-- begin DATA LISTING --

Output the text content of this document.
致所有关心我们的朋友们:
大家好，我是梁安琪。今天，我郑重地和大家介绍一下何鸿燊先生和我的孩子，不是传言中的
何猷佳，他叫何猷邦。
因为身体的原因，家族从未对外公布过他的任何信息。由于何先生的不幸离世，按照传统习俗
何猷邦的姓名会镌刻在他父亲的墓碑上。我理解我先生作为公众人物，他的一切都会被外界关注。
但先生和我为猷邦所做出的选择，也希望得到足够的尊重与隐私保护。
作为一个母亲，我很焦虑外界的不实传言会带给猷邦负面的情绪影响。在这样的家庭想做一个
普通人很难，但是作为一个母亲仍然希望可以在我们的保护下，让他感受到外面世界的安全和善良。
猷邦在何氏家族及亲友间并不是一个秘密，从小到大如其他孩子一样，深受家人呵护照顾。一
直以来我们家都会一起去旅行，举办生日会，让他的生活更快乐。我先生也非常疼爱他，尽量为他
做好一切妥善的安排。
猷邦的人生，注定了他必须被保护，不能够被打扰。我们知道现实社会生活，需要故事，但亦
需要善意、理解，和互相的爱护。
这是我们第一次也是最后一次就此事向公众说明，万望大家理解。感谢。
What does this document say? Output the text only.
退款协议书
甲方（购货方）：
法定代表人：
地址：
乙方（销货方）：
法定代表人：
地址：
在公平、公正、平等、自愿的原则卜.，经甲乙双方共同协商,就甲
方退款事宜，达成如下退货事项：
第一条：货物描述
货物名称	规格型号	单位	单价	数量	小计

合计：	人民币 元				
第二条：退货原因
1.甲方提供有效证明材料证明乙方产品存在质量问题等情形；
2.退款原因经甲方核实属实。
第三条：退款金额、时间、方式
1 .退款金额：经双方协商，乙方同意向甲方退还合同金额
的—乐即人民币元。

-- end DATA LISTING --

▸ THE TASK: Above are the records; copy exactly the lines from the one with "What does this" through the final line.

▸ THE COMPLETED TASK:
What does this document say? Output the text only.
退款协议书
甲方（购货方）：
法定代表人：
地址：
乙方（销货方）：
法定代表人：
地址：
在公平、公正、平等、自愿的原则卜.，经甲乙双方共同协商,就甲
方退款事宜，达成如下退货事项：
第一条：货物描述
货物名称	规格型号	单位	单价	数量	小计

合计：	人民币 元				
第二条：退货原因
1.甲方提供有效证明材料证明乙方产品存在质量问题等情形；
2.退款原因经甲方核实属实。
第三条：退款金额、时间、方式
1 .退款金额：经双方协商，乙方同意向甲方退还合同金额
的—乐即人民币元。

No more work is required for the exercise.